━━━━━ Material for this exercise

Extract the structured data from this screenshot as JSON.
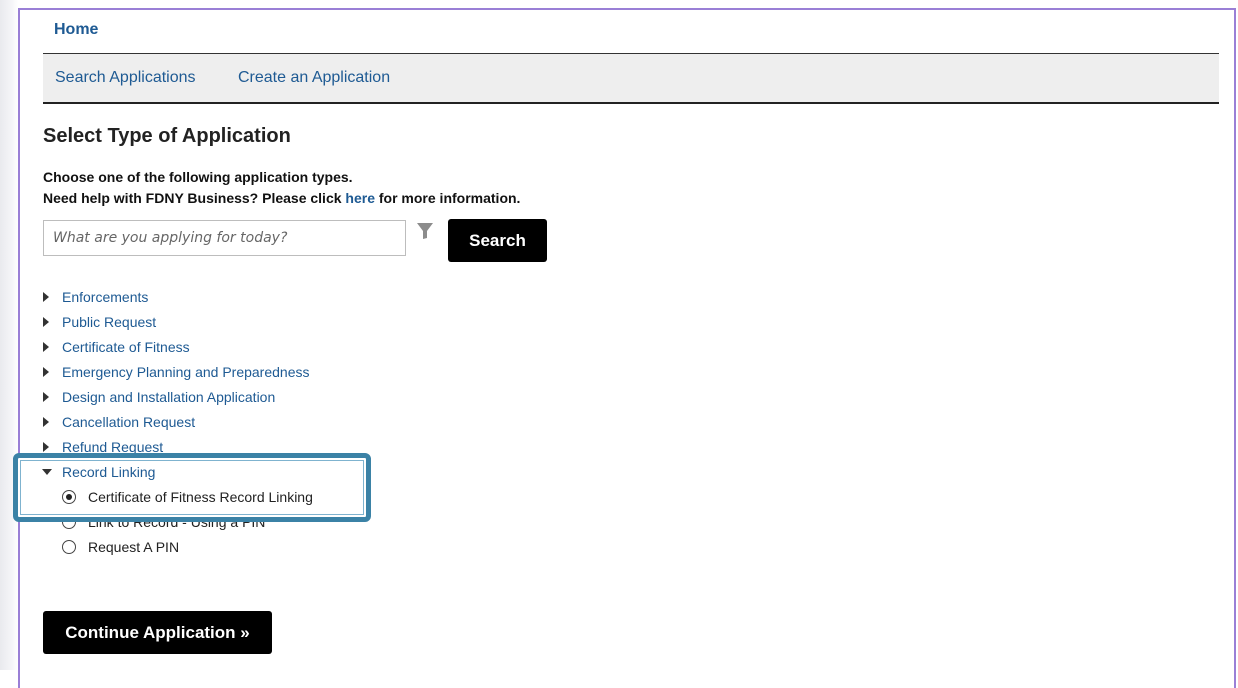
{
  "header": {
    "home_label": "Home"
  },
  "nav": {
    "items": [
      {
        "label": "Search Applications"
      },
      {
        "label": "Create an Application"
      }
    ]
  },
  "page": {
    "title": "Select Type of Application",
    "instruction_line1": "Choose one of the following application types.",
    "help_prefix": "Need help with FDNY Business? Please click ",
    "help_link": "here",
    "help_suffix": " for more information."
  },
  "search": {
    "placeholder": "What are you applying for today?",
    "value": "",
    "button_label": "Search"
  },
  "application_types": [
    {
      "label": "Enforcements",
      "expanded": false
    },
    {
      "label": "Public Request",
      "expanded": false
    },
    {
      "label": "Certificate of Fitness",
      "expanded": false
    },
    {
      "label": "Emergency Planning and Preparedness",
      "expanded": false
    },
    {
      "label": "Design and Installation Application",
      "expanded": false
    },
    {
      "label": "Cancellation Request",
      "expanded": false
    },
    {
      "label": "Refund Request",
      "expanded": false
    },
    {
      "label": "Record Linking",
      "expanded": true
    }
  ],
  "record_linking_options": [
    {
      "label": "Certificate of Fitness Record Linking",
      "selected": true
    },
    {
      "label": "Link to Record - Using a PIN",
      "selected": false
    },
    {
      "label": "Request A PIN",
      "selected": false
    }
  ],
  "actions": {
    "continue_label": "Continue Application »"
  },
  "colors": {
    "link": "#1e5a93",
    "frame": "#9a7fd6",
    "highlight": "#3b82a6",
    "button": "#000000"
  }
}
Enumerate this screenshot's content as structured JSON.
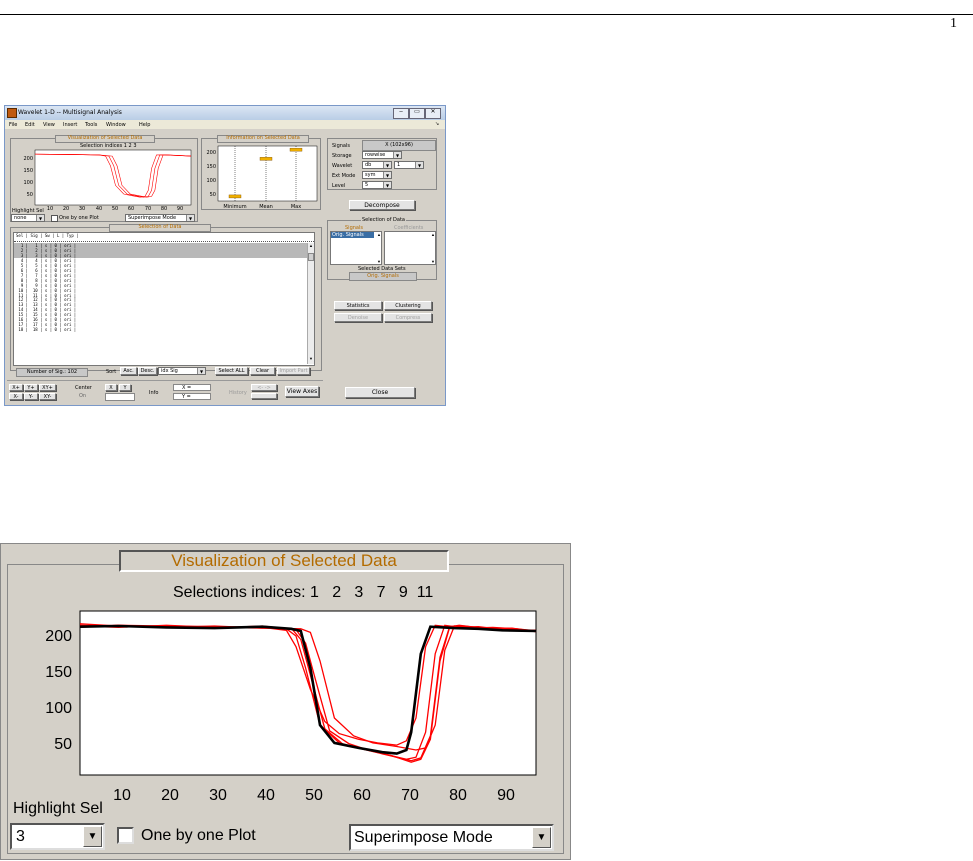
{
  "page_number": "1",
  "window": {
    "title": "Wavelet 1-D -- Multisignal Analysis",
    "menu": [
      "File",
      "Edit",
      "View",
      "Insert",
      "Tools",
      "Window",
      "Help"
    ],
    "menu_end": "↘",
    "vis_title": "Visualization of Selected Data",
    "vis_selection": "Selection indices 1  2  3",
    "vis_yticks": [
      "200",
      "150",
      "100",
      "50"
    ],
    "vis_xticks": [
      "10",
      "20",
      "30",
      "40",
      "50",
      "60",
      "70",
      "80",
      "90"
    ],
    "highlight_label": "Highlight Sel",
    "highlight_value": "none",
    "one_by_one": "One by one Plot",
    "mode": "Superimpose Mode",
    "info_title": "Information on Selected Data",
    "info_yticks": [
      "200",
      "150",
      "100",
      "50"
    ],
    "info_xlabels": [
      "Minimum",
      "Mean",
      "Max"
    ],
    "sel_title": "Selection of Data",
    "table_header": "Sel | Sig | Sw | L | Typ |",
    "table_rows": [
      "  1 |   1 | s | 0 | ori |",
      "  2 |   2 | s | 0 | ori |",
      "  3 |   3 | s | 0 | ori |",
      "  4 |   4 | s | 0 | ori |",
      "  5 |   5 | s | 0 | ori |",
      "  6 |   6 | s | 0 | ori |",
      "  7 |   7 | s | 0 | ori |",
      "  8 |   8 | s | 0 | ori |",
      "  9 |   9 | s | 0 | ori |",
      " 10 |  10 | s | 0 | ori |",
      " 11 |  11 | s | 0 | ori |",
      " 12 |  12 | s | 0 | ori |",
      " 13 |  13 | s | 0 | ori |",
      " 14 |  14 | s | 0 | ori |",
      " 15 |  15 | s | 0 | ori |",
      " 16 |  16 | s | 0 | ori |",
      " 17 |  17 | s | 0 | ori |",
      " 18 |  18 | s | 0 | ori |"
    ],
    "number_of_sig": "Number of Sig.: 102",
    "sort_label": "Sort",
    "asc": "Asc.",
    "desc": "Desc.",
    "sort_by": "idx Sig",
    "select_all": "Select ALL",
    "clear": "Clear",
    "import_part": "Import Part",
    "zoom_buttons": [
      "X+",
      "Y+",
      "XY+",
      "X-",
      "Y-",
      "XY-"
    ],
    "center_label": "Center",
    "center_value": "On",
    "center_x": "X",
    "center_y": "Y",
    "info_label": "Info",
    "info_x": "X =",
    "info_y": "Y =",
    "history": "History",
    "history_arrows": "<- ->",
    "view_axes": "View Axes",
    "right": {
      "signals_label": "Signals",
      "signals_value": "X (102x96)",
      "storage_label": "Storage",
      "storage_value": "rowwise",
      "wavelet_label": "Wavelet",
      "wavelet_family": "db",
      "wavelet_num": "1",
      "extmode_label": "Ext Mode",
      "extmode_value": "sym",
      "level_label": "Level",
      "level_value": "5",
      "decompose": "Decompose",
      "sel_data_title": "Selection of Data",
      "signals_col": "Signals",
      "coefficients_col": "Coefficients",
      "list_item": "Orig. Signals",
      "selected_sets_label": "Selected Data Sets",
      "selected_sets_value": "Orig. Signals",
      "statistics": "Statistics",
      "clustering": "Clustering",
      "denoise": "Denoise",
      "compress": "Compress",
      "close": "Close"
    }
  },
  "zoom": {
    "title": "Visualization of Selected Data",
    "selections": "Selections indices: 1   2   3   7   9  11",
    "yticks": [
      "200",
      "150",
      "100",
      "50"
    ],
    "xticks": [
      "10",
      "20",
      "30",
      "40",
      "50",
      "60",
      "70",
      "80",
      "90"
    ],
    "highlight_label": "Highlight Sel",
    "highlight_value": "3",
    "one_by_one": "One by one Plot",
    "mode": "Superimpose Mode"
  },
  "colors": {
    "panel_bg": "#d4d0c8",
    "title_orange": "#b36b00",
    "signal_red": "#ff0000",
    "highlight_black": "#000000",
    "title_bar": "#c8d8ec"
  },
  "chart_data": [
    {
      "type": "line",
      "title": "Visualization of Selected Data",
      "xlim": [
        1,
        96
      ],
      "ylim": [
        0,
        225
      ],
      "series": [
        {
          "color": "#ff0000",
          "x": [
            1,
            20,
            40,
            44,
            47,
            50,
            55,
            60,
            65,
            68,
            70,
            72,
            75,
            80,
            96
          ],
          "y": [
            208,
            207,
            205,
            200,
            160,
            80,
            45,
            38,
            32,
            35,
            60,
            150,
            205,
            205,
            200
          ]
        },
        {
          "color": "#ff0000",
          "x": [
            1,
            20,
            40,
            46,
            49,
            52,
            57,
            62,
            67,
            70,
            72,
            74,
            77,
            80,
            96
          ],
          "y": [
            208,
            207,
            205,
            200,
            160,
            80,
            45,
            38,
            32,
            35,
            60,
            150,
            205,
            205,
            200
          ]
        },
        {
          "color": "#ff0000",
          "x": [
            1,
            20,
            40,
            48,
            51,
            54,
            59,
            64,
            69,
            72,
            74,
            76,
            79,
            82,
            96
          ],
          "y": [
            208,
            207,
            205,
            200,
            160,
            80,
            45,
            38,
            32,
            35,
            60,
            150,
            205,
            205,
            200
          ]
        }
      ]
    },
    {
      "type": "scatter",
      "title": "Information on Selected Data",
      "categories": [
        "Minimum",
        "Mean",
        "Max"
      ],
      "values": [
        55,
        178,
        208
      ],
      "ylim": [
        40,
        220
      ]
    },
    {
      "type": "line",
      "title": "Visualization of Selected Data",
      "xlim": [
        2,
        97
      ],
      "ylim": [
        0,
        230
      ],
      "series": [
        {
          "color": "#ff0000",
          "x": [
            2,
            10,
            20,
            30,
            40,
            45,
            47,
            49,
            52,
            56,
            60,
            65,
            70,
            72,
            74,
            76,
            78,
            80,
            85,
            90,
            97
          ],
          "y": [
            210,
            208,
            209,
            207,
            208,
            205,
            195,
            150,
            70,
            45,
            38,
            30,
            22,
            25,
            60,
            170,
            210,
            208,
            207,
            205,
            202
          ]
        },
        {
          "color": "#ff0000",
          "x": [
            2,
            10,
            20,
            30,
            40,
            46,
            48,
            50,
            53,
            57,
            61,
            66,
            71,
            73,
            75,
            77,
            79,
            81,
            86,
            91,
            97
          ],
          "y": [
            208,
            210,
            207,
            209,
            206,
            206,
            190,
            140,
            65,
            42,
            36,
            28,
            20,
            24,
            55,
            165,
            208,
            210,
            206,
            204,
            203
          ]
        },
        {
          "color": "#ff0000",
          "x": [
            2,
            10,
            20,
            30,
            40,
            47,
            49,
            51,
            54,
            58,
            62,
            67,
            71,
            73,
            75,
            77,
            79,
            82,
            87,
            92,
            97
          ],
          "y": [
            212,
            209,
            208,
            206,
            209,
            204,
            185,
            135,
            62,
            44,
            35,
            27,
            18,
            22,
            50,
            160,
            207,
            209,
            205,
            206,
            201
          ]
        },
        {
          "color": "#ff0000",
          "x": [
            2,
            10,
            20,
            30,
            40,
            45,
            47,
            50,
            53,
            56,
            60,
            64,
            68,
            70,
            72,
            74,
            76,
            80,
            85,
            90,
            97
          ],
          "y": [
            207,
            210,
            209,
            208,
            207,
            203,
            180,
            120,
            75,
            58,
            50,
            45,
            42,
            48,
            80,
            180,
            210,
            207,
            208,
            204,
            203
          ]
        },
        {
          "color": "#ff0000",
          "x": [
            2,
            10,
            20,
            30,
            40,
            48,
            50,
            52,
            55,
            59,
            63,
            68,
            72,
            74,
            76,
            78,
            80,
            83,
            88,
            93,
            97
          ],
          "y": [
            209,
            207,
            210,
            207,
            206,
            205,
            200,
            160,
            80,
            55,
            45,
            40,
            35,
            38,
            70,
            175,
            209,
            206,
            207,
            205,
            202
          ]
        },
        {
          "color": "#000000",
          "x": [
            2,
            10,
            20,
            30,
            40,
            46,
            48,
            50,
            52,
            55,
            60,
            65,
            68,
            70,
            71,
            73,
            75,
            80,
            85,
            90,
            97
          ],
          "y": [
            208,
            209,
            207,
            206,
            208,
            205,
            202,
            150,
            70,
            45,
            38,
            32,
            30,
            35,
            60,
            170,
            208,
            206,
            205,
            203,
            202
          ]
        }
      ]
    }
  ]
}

━━━━━━━━━━

### Your instructions
Copy out every line of the listing that includes the string "Fitness".

### The reply
      "label": "Certificate of Fitness",
      "label": "Certificate of Fitness Record Linking",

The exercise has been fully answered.